>> Start

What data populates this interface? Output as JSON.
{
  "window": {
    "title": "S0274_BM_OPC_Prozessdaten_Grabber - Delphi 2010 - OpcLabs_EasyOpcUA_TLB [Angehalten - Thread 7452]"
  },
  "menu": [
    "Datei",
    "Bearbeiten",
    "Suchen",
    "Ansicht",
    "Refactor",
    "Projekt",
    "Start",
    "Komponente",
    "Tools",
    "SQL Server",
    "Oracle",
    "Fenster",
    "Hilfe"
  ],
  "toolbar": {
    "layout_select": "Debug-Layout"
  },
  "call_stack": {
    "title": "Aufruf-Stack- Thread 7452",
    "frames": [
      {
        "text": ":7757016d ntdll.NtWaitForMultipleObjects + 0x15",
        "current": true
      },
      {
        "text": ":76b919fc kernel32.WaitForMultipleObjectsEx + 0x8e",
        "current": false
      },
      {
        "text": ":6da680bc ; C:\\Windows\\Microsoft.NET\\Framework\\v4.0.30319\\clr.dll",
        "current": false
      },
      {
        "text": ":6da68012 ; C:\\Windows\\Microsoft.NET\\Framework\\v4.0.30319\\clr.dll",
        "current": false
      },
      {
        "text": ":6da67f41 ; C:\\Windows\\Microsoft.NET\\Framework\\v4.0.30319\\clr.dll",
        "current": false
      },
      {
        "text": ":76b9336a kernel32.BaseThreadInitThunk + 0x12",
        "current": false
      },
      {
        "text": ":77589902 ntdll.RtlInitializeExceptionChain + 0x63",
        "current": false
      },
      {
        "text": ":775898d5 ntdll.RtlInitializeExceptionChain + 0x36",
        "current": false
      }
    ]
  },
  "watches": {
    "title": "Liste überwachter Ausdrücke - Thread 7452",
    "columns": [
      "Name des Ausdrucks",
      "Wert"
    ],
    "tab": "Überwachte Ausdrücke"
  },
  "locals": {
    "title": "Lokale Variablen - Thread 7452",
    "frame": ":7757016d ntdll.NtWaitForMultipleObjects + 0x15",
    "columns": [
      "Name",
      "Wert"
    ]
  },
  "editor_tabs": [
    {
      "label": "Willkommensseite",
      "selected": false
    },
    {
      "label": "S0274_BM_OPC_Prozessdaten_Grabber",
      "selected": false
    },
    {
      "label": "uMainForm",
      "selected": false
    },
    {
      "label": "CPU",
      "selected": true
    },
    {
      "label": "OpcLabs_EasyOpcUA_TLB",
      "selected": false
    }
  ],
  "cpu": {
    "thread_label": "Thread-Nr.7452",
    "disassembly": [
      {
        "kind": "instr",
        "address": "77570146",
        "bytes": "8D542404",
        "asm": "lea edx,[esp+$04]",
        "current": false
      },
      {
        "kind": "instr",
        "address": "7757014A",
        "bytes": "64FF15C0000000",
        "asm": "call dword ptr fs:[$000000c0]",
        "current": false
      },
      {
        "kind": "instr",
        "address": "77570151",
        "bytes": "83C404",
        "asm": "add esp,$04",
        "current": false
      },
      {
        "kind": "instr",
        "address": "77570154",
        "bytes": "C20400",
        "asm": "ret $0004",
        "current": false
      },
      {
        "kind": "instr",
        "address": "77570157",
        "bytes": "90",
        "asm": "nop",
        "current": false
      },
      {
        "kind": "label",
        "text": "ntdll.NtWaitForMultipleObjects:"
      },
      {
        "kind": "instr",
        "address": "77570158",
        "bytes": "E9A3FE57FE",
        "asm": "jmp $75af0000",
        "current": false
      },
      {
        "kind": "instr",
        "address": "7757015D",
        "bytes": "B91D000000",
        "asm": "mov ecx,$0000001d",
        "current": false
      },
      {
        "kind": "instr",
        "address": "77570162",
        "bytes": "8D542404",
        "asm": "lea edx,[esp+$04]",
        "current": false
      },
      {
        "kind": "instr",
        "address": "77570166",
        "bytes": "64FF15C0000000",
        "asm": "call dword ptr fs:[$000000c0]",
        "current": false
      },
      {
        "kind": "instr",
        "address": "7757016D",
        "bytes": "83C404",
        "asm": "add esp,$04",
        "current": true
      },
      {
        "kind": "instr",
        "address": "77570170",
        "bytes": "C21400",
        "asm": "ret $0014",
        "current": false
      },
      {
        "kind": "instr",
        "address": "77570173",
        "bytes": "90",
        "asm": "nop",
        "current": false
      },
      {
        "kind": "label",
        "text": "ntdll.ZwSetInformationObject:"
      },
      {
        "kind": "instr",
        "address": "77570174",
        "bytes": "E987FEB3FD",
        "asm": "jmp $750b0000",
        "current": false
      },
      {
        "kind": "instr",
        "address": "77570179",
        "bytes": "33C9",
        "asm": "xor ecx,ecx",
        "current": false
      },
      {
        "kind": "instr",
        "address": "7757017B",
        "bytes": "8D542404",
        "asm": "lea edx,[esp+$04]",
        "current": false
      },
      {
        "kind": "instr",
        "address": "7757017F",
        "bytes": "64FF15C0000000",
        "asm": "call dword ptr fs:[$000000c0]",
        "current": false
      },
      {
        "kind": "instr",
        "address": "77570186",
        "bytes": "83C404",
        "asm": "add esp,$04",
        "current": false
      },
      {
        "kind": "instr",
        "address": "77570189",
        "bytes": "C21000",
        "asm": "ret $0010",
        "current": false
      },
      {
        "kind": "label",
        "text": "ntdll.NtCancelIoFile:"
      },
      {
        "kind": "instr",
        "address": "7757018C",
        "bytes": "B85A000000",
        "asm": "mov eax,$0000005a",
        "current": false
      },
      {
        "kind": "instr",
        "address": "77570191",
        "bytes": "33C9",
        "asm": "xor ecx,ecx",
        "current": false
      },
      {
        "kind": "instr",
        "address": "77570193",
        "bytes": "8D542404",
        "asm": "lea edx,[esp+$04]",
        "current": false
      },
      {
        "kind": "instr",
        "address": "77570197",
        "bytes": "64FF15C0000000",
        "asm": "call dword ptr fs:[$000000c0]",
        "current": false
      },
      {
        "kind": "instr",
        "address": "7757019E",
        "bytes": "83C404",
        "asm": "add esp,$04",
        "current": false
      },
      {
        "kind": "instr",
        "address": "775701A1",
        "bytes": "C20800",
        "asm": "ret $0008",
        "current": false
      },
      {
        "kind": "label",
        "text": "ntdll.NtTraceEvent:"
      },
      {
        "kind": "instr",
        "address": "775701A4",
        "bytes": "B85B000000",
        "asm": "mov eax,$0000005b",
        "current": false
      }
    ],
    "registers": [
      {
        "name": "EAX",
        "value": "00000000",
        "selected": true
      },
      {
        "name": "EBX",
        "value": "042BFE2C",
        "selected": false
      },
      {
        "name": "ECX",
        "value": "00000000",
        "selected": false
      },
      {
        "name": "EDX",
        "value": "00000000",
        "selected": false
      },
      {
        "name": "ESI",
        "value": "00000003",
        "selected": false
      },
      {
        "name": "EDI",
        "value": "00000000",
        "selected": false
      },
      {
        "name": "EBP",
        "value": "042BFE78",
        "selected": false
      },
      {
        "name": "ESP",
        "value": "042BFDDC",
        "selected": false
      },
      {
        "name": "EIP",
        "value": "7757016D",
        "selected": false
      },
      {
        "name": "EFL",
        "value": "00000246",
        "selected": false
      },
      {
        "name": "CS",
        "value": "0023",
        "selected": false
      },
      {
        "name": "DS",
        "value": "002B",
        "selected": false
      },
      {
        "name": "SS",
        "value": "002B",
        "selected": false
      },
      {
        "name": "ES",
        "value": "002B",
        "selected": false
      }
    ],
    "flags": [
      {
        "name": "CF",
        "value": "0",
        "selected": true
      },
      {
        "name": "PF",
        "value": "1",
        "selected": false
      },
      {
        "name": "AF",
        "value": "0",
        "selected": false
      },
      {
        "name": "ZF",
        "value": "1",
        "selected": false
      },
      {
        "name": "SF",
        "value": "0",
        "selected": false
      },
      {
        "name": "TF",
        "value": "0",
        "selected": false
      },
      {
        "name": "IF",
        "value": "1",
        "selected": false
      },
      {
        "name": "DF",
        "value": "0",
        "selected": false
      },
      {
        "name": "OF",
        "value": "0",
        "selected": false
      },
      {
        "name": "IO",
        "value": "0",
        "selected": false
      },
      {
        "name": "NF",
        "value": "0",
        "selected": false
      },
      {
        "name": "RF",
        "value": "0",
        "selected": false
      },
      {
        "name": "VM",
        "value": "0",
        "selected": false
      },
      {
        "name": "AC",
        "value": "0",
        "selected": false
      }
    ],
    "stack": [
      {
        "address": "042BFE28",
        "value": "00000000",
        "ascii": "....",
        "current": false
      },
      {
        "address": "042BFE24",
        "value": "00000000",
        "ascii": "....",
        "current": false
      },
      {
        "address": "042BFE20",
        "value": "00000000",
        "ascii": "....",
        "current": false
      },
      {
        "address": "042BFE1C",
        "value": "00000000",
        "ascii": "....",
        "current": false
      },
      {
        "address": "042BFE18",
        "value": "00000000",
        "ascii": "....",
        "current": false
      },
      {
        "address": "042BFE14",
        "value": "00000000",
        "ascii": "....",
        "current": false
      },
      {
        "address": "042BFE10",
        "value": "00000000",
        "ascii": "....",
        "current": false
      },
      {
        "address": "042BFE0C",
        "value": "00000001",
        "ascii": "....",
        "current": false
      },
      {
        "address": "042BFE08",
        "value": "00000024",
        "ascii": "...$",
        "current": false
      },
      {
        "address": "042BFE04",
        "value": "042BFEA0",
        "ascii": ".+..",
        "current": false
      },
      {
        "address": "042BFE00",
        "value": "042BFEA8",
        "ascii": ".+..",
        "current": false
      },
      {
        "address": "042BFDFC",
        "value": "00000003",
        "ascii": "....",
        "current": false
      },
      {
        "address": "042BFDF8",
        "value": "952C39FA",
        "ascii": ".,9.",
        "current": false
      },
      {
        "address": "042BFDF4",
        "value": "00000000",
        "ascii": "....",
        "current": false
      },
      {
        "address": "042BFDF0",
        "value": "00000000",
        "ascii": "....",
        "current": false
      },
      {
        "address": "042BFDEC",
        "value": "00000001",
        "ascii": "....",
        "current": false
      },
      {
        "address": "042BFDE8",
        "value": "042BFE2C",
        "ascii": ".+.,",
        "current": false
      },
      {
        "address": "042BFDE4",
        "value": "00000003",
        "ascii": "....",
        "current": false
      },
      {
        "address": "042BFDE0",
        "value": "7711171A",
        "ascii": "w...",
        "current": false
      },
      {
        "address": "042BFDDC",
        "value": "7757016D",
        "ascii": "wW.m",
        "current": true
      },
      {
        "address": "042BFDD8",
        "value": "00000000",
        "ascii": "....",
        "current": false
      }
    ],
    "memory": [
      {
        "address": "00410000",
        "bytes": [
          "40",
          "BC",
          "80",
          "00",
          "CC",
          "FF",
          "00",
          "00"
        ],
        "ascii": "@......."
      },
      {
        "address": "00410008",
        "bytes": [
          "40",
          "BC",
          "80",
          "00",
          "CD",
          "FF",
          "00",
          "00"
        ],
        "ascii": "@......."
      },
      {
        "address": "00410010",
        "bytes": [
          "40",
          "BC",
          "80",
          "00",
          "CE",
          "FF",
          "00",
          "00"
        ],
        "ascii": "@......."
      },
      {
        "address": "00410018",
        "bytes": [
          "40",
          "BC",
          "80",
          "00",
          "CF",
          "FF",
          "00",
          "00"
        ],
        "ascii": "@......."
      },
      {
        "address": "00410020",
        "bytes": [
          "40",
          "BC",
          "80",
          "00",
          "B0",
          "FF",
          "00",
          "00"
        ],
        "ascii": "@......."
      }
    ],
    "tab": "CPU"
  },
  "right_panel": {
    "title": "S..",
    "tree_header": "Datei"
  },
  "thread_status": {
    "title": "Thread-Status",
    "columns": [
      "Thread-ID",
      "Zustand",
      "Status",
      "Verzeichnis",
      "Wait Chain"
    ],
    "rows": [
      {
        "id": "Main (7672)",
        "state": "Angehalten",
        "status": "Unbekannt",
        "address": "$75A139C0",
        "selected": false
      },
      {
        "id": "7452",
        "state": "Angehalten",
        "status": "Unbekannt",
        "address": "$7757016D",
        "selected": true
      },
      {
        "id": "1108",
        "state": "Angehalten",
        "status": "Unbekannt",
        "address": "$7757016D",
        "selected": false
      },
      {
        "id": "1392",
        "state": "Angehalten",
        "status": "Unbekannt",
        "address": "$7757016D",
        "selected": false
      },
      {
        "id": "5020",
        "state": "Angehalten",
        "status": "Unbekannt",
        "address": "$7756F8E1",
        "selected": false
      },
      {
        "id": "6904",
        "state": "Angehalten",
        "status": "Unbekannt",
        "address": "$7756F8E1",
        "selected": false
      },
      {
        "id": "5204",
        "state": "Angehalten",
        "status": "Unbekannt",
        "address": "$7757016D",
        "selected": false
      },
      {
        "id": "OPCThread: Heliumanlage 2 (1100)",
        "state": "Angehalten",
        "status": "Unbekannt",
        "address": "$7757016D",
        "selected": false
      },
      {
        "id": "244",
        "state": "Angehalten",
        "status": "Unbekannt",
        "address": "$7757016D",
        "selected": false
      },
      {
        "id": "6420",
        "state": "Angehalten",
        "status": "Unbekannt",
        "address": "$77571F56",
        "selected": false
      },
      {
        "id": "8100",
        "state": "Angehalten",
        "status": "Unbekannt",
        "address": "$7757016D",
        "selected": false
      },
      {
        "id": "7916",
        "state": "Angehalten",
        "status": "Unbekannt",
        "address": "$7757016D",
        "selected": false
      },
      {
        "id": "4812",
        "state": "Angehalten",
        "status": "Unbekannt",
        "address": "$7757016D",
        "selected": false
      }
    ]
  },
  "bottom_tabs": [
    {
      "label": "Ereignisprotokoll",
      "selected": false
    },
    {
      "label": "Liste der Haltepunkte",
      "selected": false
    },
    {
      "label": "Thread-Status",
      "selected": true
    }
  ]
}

>> End

## What to do
Search the records for the word "Liste" and copy every line where it occurs.

## Output for this task
    "title": "Liste überwachter Ausdrücke - Thread 7452",
      "label": "Liste der Haltepunkte",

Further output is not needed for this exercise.